→ Extracts from a graphics dataset:
□ □ □

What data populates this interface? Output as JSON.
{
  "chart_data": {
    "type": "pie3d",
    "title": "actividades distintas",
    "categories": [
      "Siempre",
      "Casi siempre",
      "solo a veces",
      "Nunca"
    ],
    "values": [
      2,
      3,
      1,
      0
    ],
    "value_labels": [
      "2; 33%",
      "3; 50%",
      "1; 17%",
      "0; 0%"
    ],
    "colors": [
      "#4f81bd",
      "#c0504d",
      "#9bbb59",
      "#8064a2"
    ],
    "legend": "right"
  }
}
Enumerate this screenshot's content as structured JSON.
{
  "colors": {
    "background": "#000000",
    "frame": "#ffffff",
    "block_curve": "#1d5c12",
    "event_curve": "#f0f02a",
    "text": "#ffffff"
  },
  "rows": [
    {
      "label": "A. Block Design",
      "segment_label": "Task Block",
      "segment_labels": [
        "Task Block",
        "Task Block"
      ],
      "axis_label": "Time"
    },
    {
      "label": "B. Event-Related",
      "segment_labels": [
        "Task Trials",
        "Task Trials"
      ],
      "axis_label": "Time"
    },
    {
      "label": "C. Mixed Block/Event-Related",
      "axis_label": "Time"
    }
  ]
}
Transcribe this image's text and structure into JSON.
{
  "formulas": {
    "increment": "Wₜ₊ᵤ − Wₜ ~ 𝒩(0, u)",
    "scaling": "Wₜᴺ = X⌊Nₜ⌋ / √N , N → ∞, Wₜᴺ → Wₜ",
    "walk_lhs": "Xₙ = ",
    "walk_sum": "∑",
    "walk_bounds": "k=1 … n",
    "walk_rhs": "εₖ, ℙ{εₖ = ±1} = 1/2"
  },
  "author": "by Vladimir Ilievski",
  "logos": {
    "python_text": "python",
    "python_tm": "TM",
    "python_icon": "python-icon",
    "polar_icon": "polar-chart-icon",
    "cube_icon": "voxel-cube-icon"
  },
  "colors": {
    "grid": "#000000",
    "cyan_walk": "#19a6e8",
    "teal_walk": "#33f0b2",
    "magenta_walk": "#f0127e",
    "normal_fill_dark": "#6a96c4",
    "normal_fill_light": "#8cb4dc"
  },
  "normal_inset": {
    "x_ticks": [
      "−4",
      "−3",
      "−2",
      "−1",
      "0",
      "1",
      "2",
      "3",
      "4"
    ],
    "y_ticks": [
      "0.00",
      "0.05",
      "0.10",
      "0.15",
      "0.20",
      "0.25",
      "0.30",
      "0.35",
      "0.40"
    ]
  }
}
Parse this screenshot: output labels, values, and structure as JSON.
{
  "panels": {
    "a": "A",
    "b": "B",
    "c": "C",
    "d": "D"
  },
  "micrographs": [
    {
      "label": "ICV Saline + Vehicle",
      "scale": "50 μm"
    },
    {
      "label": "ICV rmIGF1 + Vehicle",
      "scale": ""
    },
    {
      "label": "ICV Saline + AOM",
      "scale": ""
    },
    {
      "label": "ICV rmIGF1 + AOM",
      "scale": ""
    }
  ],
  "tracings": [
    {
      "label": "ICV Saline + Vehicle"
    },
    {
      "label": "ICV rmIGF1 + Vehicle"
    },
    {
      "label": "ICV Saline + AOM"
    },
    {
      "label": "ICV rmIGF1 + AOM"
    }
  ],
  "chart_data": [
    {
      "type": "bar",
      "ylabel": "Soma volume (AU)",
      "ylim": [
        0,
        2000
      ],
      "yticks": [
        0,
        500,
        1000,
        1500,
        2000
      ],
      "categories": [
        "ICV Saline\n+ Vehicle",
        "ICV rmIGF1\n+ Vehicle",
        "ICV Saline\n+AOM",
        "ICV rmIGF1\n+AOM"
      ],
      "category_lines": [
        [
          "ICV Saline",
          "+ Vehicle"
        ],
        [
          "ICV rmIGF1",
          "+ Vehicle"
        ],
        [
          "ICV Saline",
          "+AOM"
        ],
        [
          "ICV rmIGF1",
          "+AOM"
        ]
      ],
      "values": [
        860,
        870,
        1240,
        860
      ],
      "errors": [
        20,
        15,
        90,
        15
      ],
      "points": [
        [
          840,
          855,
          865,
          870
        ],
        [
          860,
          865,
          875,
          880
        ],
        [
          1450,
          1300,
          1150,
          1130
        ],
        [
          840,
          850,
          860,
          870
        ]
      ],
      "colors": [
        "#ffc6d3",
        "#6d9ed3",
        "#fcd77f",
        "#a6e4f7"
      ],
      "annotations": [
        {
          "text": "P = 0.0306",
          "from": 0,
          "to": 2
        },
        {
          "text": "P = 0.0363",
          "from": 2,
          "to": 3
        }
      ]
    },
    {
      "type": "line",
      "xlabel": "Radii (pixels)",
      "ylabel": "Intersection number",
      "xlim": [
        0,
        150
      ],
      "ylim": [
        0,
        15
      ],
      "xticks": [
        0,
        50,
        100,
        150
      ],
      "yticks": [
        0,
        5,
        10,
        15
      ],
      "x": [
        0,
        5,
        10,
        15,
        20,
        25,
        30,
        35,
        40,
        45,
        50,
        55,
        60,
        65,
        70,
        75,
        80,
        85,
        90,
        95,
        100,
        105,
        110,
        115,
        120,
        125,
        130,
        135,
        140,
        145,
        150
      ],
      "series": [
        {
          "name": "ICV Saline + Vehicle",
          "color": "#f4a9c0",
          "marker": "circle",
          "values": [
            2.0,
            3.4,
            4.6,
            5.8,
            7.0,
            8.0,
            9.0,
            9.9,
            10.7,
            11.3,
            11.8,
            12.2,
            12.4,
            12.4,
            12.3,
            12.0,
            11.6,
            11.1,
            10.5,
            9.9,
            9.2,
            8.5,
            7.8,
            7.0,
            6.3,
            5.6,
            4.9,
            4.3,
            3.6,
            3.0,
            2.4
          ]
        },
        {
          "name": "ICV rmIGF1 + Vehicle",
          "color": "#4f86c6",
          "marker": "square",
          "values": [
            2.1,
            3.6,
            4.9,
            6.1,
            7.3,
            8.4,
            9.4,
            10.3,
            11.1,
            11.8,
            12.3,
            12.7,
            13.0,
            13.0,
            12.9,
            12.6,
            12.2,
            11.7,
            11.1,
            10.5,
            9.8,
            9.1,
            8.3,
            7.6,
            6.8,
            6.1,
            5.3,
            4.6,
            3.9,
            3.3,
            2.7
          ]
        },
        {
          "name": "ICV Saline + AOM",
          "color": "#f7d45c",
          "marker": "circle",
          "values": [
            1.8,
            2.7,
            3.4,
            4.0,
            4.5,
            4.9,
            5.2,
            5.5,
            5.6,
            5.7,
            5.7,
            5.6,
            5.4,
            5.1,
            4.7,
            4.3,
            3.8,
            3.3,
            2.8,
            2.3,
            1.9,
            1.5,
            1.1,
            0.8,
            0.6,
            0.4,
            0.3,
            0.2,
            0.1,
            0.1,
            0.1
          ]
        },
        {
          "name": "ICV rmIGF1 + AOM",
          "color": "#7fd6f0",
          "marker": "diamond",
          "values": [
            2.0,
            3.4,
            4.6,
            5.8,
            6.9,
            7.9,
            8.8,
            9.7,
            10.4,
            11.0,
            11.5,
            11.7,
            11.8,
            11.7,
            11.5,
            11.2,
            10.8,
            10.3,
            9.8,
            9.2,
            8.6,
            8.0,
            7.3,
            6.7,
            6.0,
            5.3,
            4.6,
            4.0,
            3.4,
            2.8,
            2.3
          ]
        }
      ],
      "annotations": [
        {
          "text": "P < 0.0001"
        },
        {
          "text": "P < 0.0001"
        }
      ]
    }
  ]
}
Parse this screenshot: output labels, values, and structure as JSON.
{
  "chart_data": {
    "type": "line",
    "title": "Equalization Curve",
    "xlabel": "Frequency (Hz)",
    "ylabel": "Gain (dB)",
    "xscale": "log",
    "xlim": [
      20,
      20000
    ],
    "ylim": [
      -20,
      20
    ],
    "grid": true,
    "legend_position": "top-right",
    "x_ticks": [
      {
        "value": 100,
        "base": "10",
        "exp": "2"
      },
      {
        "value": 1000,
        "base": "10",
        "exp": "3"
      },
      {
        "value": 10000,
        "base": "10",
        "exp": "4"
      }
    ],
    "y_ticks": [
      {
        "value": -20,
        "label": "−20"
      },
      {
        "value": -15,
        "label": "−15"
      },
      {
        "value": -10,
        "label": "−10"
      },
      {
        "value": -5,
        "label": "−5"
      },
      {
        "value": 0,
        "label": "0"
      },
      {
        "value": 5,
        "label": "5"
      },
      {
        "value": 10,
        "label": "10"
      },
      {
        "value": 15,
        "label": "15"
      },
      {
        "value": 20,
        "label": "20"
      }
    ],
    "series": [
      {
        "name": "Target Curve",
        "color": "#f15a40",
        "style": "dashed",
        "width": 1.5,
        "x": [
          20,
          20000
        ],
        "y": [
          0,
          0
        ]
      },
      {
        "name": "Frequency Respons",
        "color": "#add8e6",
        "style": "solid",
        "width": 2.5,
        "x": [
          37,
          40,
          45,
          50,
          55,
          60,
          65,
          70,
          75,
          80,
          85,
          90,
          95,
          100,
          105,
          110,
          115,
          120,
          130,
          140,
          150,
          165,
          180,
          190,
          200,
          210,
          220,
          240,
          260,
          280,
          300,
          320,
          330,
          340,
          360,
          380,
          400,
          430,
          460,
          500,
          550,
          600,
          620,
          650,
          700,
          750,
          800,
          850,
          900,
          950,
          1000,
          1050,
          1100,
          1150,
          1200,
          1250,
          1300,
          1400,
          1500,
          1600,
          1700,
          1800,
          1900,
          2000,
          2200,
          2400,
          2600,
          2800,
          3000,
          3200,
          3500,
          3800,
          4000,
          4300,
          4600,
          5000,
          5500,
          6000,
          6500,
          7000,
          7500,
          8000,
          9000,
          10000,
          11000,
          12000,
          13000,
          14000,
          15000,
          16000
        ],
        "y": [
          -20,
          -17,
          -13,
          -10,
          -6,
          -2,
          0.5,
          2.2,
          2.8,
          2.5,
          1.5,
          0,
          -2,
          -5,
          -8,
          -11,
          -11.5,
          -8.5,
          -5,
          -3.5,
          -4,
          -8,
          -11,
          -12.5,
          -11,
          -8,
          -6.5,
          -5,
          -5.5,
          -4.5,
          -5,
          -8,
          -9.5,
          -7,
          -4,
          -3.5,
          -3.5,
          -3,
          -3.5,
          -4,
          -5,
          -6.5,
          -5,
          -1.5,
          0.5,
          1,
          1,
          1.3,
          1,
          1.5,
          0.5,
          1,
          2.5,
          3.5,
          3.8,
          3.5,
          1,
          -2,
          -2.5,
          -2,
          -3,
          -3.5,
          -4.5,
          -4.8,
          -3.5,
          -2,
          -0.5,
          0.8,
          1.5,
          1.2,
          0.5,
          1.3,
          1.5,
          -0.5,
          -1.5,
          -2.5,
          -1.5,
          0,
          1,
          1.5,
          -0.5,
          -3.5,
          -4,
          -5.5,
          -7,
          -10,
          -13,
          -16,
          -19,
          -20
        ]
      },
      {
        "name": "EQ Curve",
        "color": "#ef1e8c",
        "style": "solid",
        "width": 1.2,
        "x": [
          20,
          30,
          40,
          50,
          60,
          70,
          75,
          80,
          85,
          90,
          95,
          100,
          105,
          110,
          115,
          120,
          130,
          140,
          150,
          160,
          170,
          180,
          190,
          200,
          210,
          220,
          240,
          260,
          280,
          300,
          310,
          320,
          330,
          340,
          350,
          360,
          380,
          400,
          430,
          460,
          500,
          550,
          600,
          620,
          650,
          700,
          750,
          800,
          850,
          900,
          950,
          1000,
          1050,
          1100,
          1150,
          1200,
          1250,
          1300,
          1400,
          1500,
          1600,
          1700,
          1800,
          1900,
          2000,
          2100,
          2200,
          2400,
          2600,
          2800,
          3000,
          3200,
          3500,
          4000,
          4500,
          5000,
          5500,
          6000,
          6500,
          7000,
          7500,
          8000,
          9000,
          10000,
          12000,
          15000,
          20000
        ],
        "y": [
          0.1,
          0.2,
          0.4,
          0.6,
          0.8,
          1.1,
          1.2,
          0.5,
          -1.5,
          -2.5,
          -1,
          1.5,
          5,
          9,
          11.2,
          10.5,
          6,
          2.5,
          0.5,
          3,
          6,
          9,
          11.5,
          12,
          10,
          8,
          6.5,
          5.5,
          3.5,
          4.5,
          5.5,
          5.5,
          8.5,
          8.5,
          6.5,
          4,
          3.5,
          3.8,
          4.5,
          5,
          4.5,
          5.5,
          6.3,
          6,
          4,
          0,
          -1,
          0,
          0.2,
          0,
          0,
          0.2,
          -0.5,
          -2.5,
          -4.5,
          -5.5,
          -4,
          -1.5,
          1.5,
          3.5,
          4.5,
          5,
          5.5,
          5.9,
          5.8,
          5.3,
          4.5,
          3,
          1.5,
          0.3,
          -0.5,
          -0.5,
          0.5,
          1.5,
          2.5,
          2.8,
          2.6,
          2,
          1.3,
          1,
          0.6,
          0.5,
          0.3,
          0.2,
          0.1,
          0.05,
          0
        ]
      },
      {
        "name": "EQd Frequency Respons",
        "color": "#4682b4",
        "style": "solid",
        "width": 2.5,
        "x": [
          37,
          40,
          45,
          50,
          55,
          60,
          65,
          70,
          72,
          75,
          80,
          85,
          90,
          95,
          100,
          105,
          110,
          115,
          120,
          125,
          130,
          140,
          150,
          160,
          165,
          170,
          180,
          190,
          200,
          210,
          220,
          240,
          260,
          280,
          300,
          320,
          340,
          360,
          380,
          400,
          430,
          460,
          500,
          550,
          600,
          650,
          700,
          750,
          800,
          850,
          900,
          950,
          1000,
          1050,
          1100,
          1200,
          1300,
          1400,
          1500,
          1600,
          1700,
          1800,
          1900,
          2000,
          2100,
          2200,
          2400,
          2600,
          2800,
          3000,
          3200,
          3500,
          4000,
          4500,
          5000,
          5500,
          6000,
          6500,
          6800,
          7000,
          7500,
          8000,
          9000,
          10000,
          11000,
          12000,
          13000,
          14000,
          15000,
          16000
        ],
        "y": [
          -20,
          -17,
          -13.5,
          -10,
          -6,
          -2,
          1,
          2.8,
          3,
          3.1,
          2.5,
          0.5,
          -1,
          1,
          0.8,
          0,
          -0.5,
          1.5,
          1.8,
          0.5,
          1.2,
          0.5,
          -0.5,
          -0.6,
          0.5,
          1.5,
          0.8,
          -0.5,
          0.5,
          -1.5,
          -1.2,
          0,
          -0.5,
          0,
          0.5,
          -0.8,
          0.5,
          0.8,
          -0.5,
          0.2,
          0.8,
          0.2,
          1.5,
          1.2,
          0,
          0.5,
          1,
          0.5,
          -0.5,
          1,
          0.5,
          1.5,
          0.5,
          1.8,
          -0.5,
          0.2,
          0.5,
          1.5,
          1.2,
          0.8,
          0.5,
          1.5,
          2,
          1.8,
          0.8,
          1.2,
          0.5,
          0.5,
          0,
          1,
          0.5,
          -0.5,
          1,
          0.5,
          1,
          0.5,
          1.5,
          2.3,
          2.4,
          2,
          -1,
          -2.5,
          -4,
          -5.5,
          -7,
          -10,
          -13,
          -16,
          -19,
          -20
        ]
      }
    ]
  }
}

□ □ □

→ Problem to solve: Find the lines that include the string "Related", then copy each of them.

→ Full solution:
      "label": "B. Event-Related",
      "label": "C. Mixed Block/Event-Related",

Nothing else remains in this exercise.